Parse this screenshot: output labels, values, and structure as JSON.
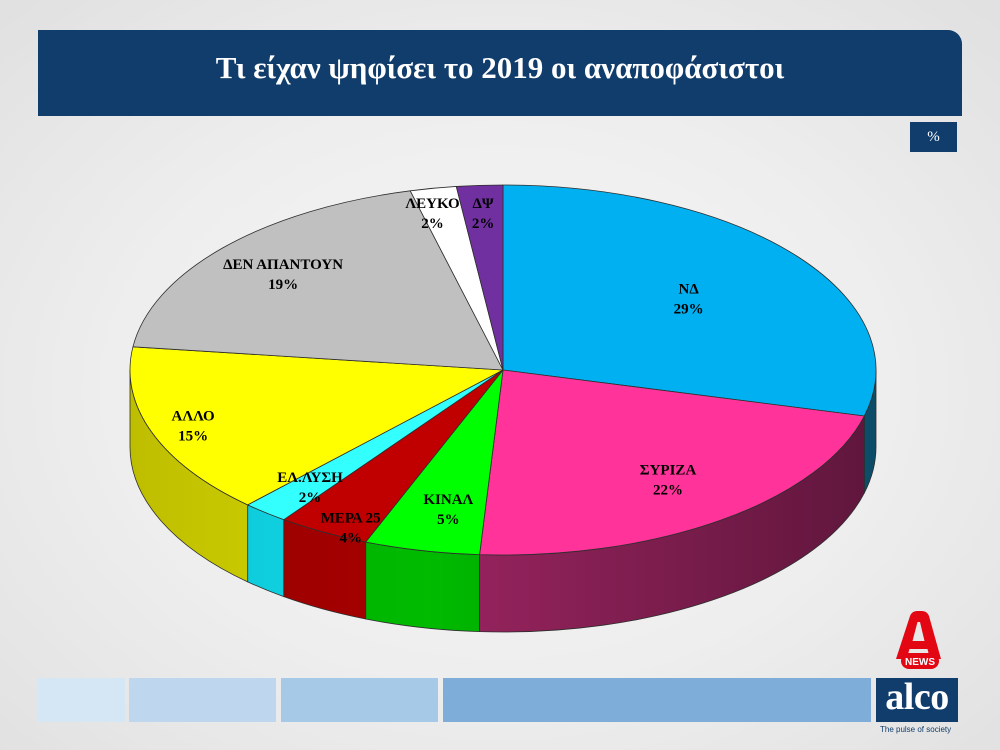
{
  "branding": {
    "brand_navy": "#103d6b",
    "footer_colors": [
      "#d5e6f5",
      "#bed7ee",
      "#a7c9e8",
      "#7eadda"
    ],
    "alpha_logo": {
      "icon": "alpha-logo-icon",
      "badge_text": "NEWS",
      "color": "#e30613"
    },
    "alco_logo": {
      "text": "alco",
      "tagline": "The pulse of society"
    }
  },
  "chart_data": {
    "type": "pie",
    "three_d": true,
    "title": "Τι είχαν ψηφίσει το 2019 οι αναποφάσιστοι",
    "unit": "%",
    "categories": [
      "ΝΔ",
      "ΣΥΡΙΖΑ",
      "ΚΙΝΑΛ",
      "ΜΕΡΑ 25",
      "ΕΛ.ΛΥΣΗ",
      "ΑΛΛΟ",
      "ΔΕΝ ΑΠΑΝΤΟΥΝ",
      "ΛΕΥΚΟ",
      "ΔΨ"
    ],
    "values": [
      29,
      22,
      5,
      4,
      2,
      15,
      19,
      2,
      2
    ],
    "value_labels": [
      "29%",
      "22%",
      "5%",
      "4%",
      "2%",
      "15%",
      "19%",
      "2%",
      "2%"
    ],
    "colors": [
      "#00b0f0",
      "#ff3399",
      "#00ff00",
      "#c00000",
      "#33ffff",
      "#ffff00",
      "#c0c0c0",
      "#ffffff",
      "#7030a0"
    ],
    "side_colors": [
      "#137aa8",
      "#9a2460",
      "#00bb00",
      "#a80000",
      "#10dcec",
      "#d8d800",
      null,
      null,
      null
    ]
  }
}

● ● ● ● ● ● ●

▸ Exercise:
Generate a word-for-word copy of the preceding records, excluding all pictures.

▸ Task response:
Parse this screenshot: output labels, values, and structure as JSON.
{
  "branding": {
    "brand_navy": "#103d6b",
    "footer_colors": [
      "#d5e6f5",
      "#bed7ee",
      "#a7c9e8",
      "#7eadda"
    ],
    "alpha_logo": {
      "icon": "alpha-logo-icon",
      "badge_text": "NEWS",
      "color": "#e30613"
    },
    "alco_logo": {
      "text": "alco",
      "tagline": "The pulse of society"
    }
  },
  "chart_data": {
    "type": "pie",
    "three_d": true,
    "title": "Τι είχαν ψηφίσει το 2019 οι αναποφάσιστοι",
    "unit": "%",
    "categories": [
      "ΝΔ",
      "ΣΥΡΙΖΑ",
      "ΚΙΝΑΛ",
      "ΜΕΡΑ 25",
      "ΕΛ.ΛΥΣΗ",
      "ΑΛΛΟ",
      "ΔΕΝ ΑΠΑΝΤΟΥΝ",
      "ΛΕΥΚΟ",
      "ΔΨ"
    ],
    "values": [
      29,
      22,
      5,
      4,
      2,
      15,
      19,
      2,
      2
    ],
    "value_labels": [
      "29%",
      "22%",
      "5%",
      "4%",
      "2%",
      "15%",
      "19%",
      "2%",
      "2%"
    ],
    "colors": [
      "#00b0f0",
      "#ff3399",
      "#00ff00",
      "#c00000",
      "#33ffff",
      "#ffff00",
      "#c0c0c0",
      "#ffffff",
      "#7030a0"
    ],
    "side_colors": [
      "#137aa8",
      "#9a2460",
      "#00bb00",
      "#a80000",
      "#10dcec",
      "#d8d800",
      null,
      null,
      null
    ]
  }
}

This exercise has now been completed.